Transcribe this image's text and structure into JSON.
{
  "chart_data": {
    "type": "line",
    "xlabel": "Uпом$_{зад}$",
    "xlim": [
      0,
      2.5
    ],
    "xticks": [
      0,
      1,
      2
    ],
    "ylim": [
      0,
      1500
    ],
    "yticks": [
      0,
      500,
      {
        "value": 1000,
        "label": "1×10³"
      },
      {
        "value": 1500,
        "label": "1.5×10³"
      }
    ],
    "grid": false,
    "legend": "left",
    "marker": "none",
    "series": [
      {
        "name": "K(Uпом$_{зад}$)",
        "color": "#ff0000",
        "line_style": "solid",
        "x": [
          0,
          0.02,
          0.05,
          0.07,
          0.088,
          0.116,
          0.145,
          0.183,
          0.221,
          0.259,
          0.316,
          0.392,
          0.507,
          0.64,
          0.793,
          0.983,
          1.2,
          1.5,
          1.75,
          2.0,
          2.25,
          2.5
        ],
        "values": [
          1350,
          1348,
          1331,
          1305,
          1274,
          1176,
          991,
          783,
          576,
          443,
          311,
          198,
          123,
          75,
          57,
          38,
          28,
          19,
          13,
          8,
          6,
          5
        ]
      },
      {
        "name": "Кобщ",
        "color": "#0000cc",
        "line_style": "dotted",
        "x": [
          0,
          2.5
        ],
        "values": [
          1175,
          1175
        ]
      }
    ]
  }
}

DESCRIPTION OF THE TASK: Retype the data exactly as given.

COMPLETE RESPONSE:
Transcribe this image's text and structure into JSON.
{
  "chart_data": {
    "type": "line",
    "xlabel": "Uпом$_{зад}$",
    "xlim": [
      0,
      2.5
    ],
    "xticks": [
      0,
      1,
      2
    ],
    "ylim": [
      0,
      1500
    ],
    "yticks": [
      0,
      500,
      {
        "value": 1000,
        "label": "1×10³"
      },
      {
        "value": 1500,
        "label": "1.5×10³"
      }
    ],
    "grid": false,
    "legend": "left",
    "marker": "none",
    "series": [
      {
        "name": "K(Uпом$_{зад}$)",
        "color": "#ff0000",
        "line_style": "solid",
        "x": [
          0,
          0.02,
          0.05,
          0.07,
          0.088,
          0.116,
          0.145,
          0.183,
          0.221,
          0.259,
          0.316,
          0.392,
          0.507,
          0.64,
          0.793,
          0.983,
          1.2,
          1.5,
          1.75,
          2.0,
          2.25,
          2.5
        ],
        "values": [
          1350,
          1348,
          1331,
          1305,
          1274,
          1176,
          991,
          783,
          576,
          443,
          311,
          198,
          123,
          75,
          57,
          38,
          28,
          19,
          13,
          8,
          6,
          5
        ]
      },
      {
        "name": "Кобщ",
        "color": "#0000cc",
        "line_style": "dotted",
        "x": [
          0,
          2.5
        ],
        "values": [
          1175,
          1175
        ]
      }
    ]
  }
}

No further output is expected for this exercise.